Stored data:
-- Begin --

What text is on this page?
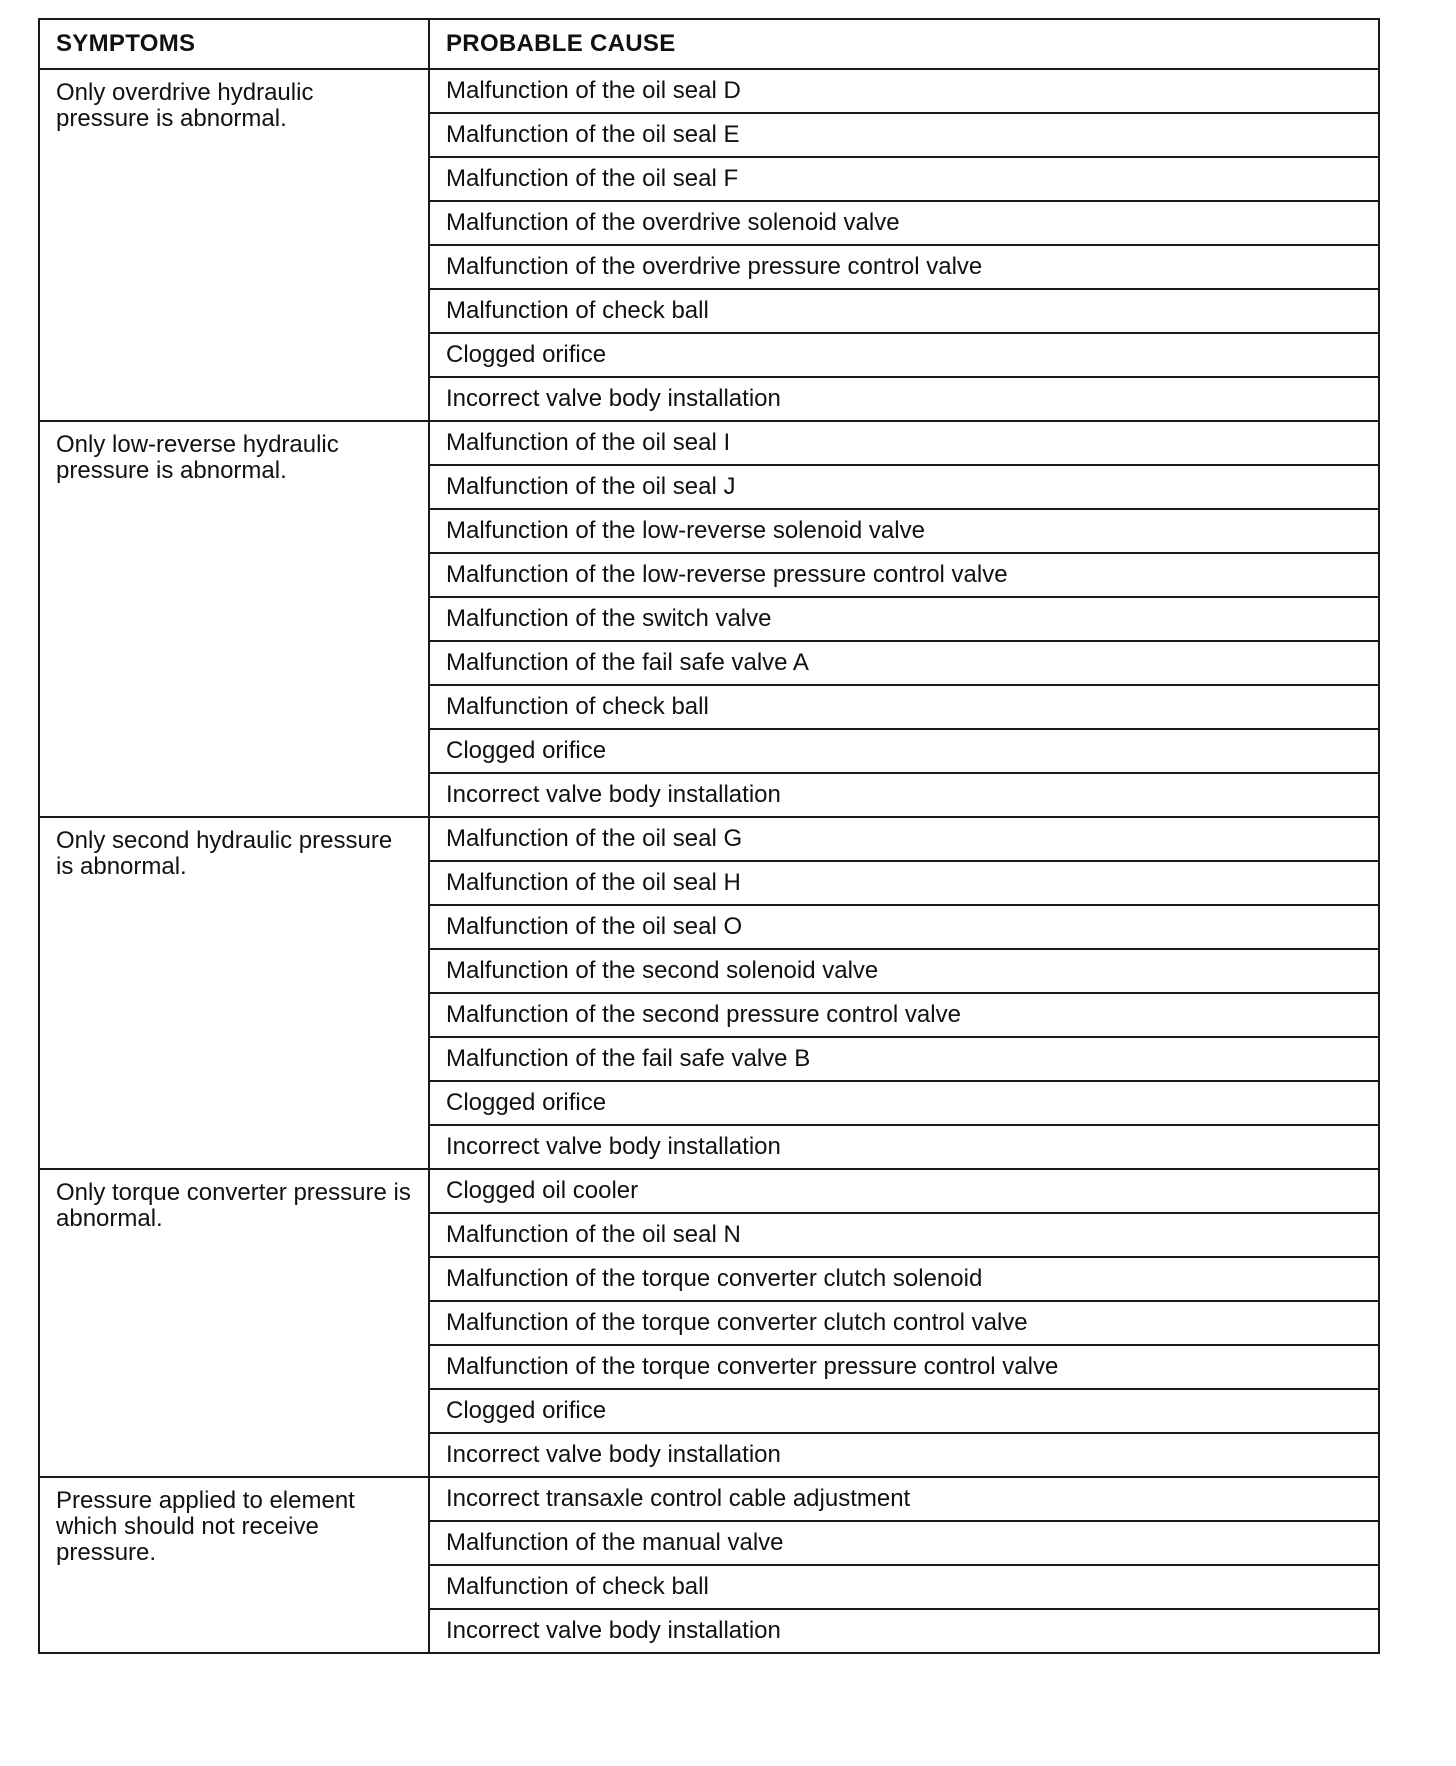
SYMPTOMS	PROBABLE CAUSE
Only overdrive hydraulic pressure is abnormal.	Malfunction of the oil seal D
	Malfunction of the oil seal E
	Malfunction of the oil seal F
	Malfunction of the overdrive solenoid valve
	Malfunction of the overdrive pressure control valve
	Malfunction of check ball
	Clogged orifice
	Incorrect valve body installation
Only low-reverse hydraulic pressure is abnormal.	Malfunction of the oil seal I
	Malfunction of the oil seal J
	Malfunction of the low-reverse solenoid valve
	Malfunction of the low-reverse pressure control valve
	Malfunction of the switch valve
	Malfunction of the fail safe valve A
	Malfunction of check ball
	Clogged orifice
	Incorrect valve body installation
Only second hydraulic pressure is abnormal.	Malfunction of the oil seal G
	Malfunction of the oil seal H
	Malfunction of the oil seal O
	Malfunction of the second solenoid valve
	Malfunction of the second pressure control valve
	Malfunction of the fail safe valve B
	Clogged orifice
	Incorrect valve body installation
Only torque converter pressure is abnormal.	Clogged oil cooler
	Malfunction of the oil seal N
	Malfunction of the torque converter clutch solenoid
	Malfunction of the torque converter clutch control valve
	Malfunction of the torque converter pressure control valve
	Clogged orifice
	Incorrect valve body installation
Pressure applied to element which should not receive pressure.	Incorrect transaxle control cable adjustment
	Malfunction of the manual valve
	Malfunction of check ball
	Incorrect valve body installation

-- End --

Given request: Without including any pictures, please restate all the records exactly.

Task result:
What text is on this page?
SYMPTOMS	PROBABLE CAUSE
Only overdrive hydraulic pressure is abnormal.	Malfunction of the oil seal D
	Malfunction of the oil seal E
	Malfunction of the oil seal F
	Malfunction of the overdrive solenoid valve
	Malfunction of the overdrive pressure control valve
	Malfunction of check ball
	Clogged orifice
	Incorrect valve body installation
Only low-reverse hydraulic pressure is abnormal.	Malfunction of the oil seal I
	Malfunction of the oil seal J
	Malfunction of the low-reverse solenoid valve
	Malfunction of the low-reverse pressure control valve
	Malfunction of the switch valve
	Malfunction of the fail safe valve A
	Malfunction of check ball
	Clogged orifice
	Incorrect valve body installation
Only second hydraulic pressure is abnormal.	Malfunction of the oil seal G
	Malfunction of the oil seal H
	Malfunction of the oil seal O
	Malfunction of the second solenoid valve
	Malfunction of the second pressure control valve
	Malfunction of the fail safe valve B
	Clogged orifice
	Incorrect valve body installation
Only torque converter pressure is abnormal.	Clogged oil cooler
	Malfunction of the oil seal N
	Malfunction of the torque converter clutch solenoid
	Malfunction of the torque converter clutch control valve
	Malfunction of the torque converter pressure control valve
	Clogged orifice
	Incorrect valve body installation
Pressure applied to element which should not receive pressure.	Incorrect transaxle control cable adjustment
	Malfunction of the manual valve
	Malfunction of check ball
	Incorrect valve body installation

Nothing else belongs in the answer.